SHORT PROBLEM: Make an exact copy of the entries, and keep any pictures out of it.

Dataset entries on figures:
________

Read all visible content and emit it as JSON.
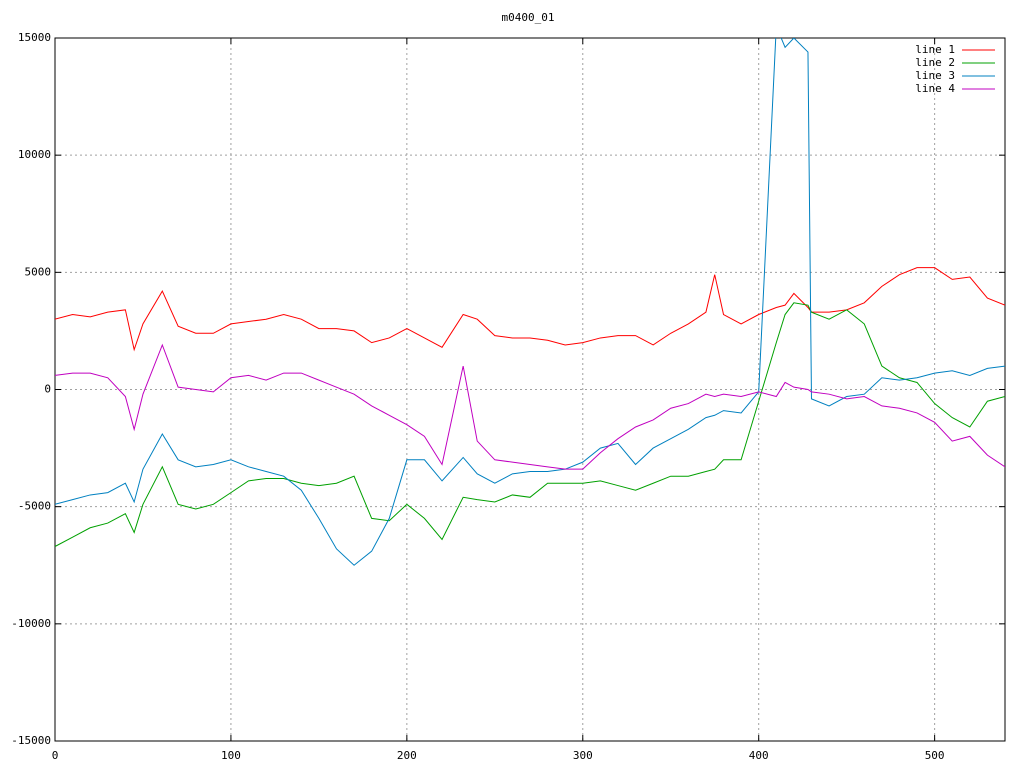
{
  "chart_data": {
    "type": "line",
    "title": "m0400_01",
    "x": [
      0,
      10,
      20,
      30,
      40,
      45,
      50,
      61,
      70,
      80,
      90,
      100,
      110,
      120,
      130,
      140,
      150,
      160,
      170,
      180,
      190,
      200,
      210,
      220,
      232,
      240,
      250,
      260,
      270,
      280,
      290,
      300,
      310,
      320,
      330,
      340,
      350,
      360,
      370,
      375,
      380,
      390,
      400,
      410,
      415,
      420,
      428,
      430,
      440,
      450,
      460,
      470,
      480,
      490,
      500,
      510,
      520,
      530,
      540
    ],
    "series": [
      {
        "name": "line 1",
        "color": "#ff0000",
        "values": [
          3000,
          3200,
          3100,
          3300,
          3400,
          1700,
          2800,
          4200,
          2700,
          2400,
          2400,
          2800,
          2900,
          3000,
          3200,
          3000,
          2600,
          2600,
          2500,
          2000,
          2200,
          2600,
          2200,
          1800,
          3200,
          3000,
          2300,
          2200,
          2200,
          2100,
          1900,
          2000,
          2200,
          2300,
          2300,
          1900,
          2400,
          2800,
          3300,
          4900,
          3200,
          2800,
          3200,
          3500,
          3600,
          4100,
          3500,
          3300,
          3300,
          3400,
          3700,
          4400,
          4900,
          5200,
          5200,
          4700,
          4800,
          3900,
          3600
        ]
      },
      {
        "name": "line 2",
        "color": "#00a000",
        "values": [
          -6700,
          -6300,
          -5900,
          -5700,
          -5300,
          -6100,
          -4900,
          -3300,
          -4900,
          -5100,
          -4900,
          -4400,
          -3900,
          -3800,
          -3800,
          -4000,
          -4100,
          -4000,
          -3700,
          -5500,
          -5600,
          -4900,
          -5500,
          -6400,
          -4600,
          -4700,
          -4800,
          -4500,
          -4600,
          -4000,
          -4000,
          -4000,
          -3900,
          -4100,
          -4300,
          -4000,
          -3700,
          -3700,
          -3500,
          -3400,
          -3000,
          -3000,
          -500,
          2000,
          3200,
          3700,
          3600,
          3300,
          3000,
          3400,
          2800,
          1000,
          500,
          300,
          -600,
          -1200,
          -1600,
          -500,
          -300
        ]
      },
      {
        "name": "line 3",
        "color": "#0080c0",
        "values": [
          -4900,
          -4700,
          -4500,
          -4400,
          -4000,
          -4800,
          -3400,
          -1900,
          -3000,
          -3300,
          -3200,
          -3000,
          -3300,
          -3500,
          -3700,
          -4300,
          -5500,
          -6800,
          -7500,
          -6900,
          -5500,
          -3000,
          -3000,
          -3900,
          -2900,
          -3600,
          -4000,
          -3600,
          -3500,
          -3500,
          -3400,
          -3100,
          -2500,
          -2300,
          -3200,
          -2500,
          -2100,
          -1700,
          -1200,
          -1100,
          -900,
          -1000,
          -100,
          15500,
          14600,
          15000,
          14400,
          -400,
          -700,
          -300,
          -200,
          500,
          400,
          500,
          700,
          800,
          600,
          900,
          1000
        ]
      },
      {
        "name": "line 4",
        "color": "#c000c0",
        "values": [
          600,
          700,
          700,
          500,
          -300,
          -1700,
          -200,
          1900,
          100,
          0,
          -100,
          500,
          600,
          400,
          700,
          700,
          400,
          100,
          -200,
          -700,
          -1100,
          -1500,
          -2000,
          -3200,
          1000,
          -2200,
          -3000,
          -3100,
          -3200,
          -3300,
          -3400,
          -3400,
          -2700,
          -2100,
          -1600,
          -1300,
          -800,
          -600,
          -200,
          -300,
          -200,
          -300,
          -100,
          -300,
          300,
          100,
          0,
          -100,
          -200,
          -400,
          -300,
          -700,
          -800,
          -1000,
          -1400,
          -2200,
          -2000,
          -2800,
          -3300
        ]
      }
    ],
    "xlim": [
      0,
      540
    ],
    "xticks": [
      0,
      100,
      200,
      300,
      400,
      500
    ],
    "ylim": [
      -15000,
      15000
    ],
    "yticks": [
      -15000,
      -10000,
      -5000,
      0,
      5000,
      10000,
      15000
    ],
    "grid": true,
    "legend": "top-right"
  }
}
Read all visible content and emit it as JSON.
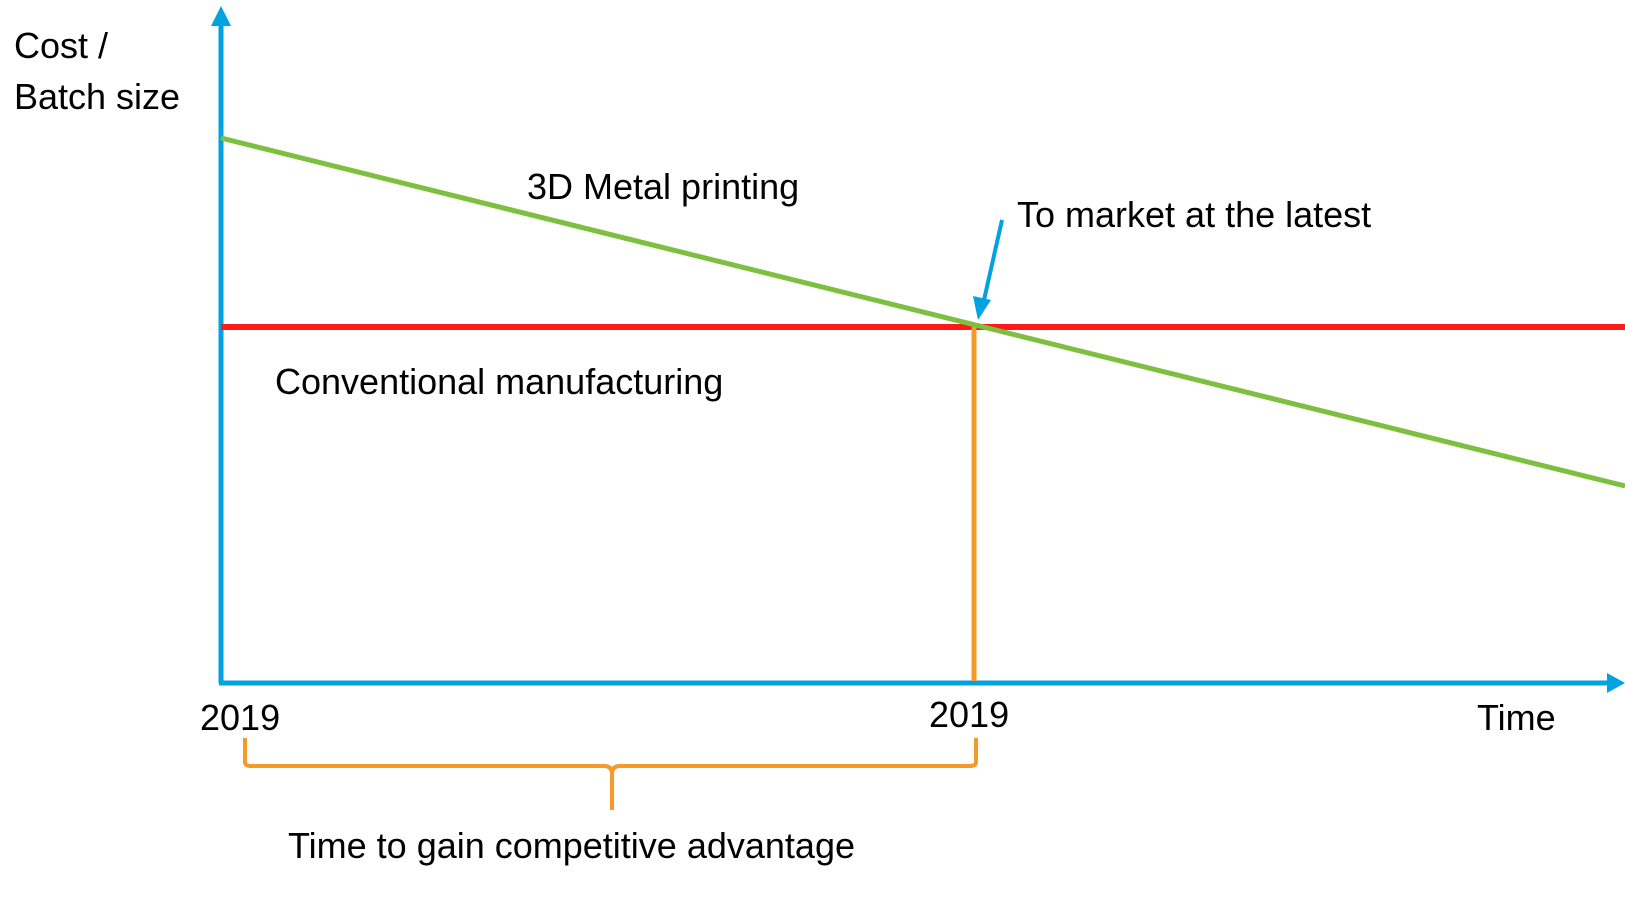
{
  "diagram": {
    "y_axis_label_line1": "Cost /",
    "y_axis_label_line2": "Batch size",
    "x_axis_label": "Time",
    "x_tick_start": "2019",
    "x_tick_cross": "2019",
    "line_3d_label": "3D Metal printing",
    "line_conventional_label": "Conventional manufacturing",
    "crossover_label": "To market at the latest",
    "brace_label": "Time to gain competitive advantage"
  },
  "colors": {
    "axis": "#00a3e0",
    "line_3d": "#7dbf3f",
    "line_conventional": "#ff1a1a",
    "marker": "#f39a2a",
    "arrow": "#00a3e0"
  }
}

________

WRITTEN ANSWER:
Read all visible content and emit it as JSON.
{
  "chart_data": {
    "type": "line",
    "title": "m0400_01",
    "x": [
      0,
      10,
      20,
      30,
      40,
      45,
      50,
      61,
      70,
      80,
      90,
      100,
      110,
      120,
      130,
      140,
      150,
      160,
      170,
      180,
      190,
      200,
      210,
      220,
      232,
      240,
      250,
      260,
      270,
      280,
      290,
      300,
      310,
      320,
      330,
      340,
      350,
      360,
      370,
      375,
      380,
      390,
      400,
      410,
      415,
      420,
      428,
      430,
      440,
      450,
      460,
      470,
      480,
      490,
      500,
      510,
      520,
      530,
      540
    ],
    "series": [
      {
        "name": "line 1",
        "color": "#ff0000",
        "values": [
          3000,
          3200,
          3100,
          3300,
          3400,
          1700,
          2800,
          4200,
          2700,
          2400,
          2400,
          2800,
          2900,
          3000,
          3200,
          3000,
          2600,
          2600,
          2500,
          2000,
          2200,
          2600,
          2200,
          1800,
          3200,
          3000,
          2300,
          2200,
          2200,
          2100,
          1900,
          2000,
          2200,
          2300,
          2300,
          1900,
          2400,
          2800,
          3300,
          4900,
          3200,
          2800,
          3200,
          3500,
          3600,
          4100,
          3500,
          3300,
          3300,
          3400,
          3700,
          4400,
          4900,
          5200,
          5200,
          4700,
          4800,
          3900,
          3600
        ]
      },
      {
        "name": "line 2",
        "color": "#00a000",
        "values": [
          -6700,
          -6300,
          -5900,
          -5700,
          -5300,
          -6100,
          -4900,
          -3300,
          -4900,
          -5100,
          -4900,
          -4400,
          -3900,
          -3800,
          -3800,
          -4000,
          -4100,
          -4000,
          -3700,
          -5500,
          -5600,
          -4900,
          -5500,
          -6400,
          -4600,
          -4700,
          -4800,
          -4500,
          -4600,
          -4000,
          -4000,
          -4000,
          -3900,
          -4100,
          -4300,
          -4000,
          -3700,
          -3700,
          -3500,
          -3400,
          -3000,
          -3000,
          -500,
          2000,
          3200,
          3700,
          3600,
          3300,
          3000,
          3400,
          2800,
          1000,
          500,
          300,
          -600,
          -1200,
          -1600,
          -500,
          -300
        ]
      },
      {
        "name": "line 3",
        "color": "#0080c0",
        "values": [
          -4900,
          -4700,
          -4500,
          -4400,
          -4000,
          -4800,
          -3400,
          -1900,
          -3000,
          -3300,
          -3200,
          -3000,
          -3300,
          -3500,
          -3700,
          -4300,
          -5500,
          -6800,
          -7500,
          -6900,
          -5500,
          -3000,
          -3000,
          -3900,
          -2900,
          -3600,
          -4000,
          -3600,
          -3500,
          -3500,
          -3400,
          -3100,
          -2500,
          -2300,
          -3200,
          -2500,
          -2100,
          -1700,
          -1200,
          -1100,
          -900,
          -1000,
          -100,
          15500,
          14600,
          15000,
          14400,
          -400,
          -700,
          -300,
          -200,
          500,
          400,
          500,
          700,
          800,
          600,
          900,
          1000
        ]
      },
      {
        "name": "line 4",
        "color": "#c000c0",
        "values": [
          600,
          700,
          700,
          500,
          -300,
          -1700,
          -200,
          1900,
          100,
          0,
          -100,
          500,
          600,
          400,
          700,
          700,
          400,
          100,
          -200,
          -700,
          -1100,
          -1500,
          -2000,
          -3200,
          1000,
          -2200,
          -3000,
          -3100,
          -3200,
          -3300,
          -3400,
          -3400,
          -2700,
          -2100,
          -1600,
          -1300,
          -800,
          -600,
          -200,
          -300,
          -200,
          -300,
          -100,
          -300,
          300,
          100,
          0,
          -100,
          -200,
          -400,
          -300,
          -700,
          -800,
          -1000,
          -1400,
          -2200,
          -2000,
          -2800,
          -3300
        ]
      }
    ],
    "xlim": [
      0,
      540
    ],
    "xticks": [
      0,
      100,
      200,
      300,
      400,
      500
    ],
    "ylim": [
      -15000,
      15000
    ],
    "yticks": [
      -15000,
      -10000,
      -5000,
      0,
      5000,
      10000,
      15000
    ],
    "grid": true,
    "legend": "top-right"
  }
}
Read all visible content and emit it as JSON.
{
  "diagram": {
    "y_axis_label_line1": "Cost /",
    "y_axis_label_line2": "Batch size",
    "x_axis_label": "Time",
    "x_tick_start": "2019",
    "x_tick_cross": "2019",
    "line_3d_label": "3D Metal printing",
    "line_conventional_label": "Conventional manufacturing",
    "crossover_label": "To market at the latest",
    "brace_label": "Time to gain competitive advantage"
  },
  "colors": {
    "axis": "#00a3e0",
    "line_3d": "#7dbf3f",
    "line_conventional": "#ff1a1a",
    "marker": "#f39a2a",
    "arrow": "#00a3e0"
  }
}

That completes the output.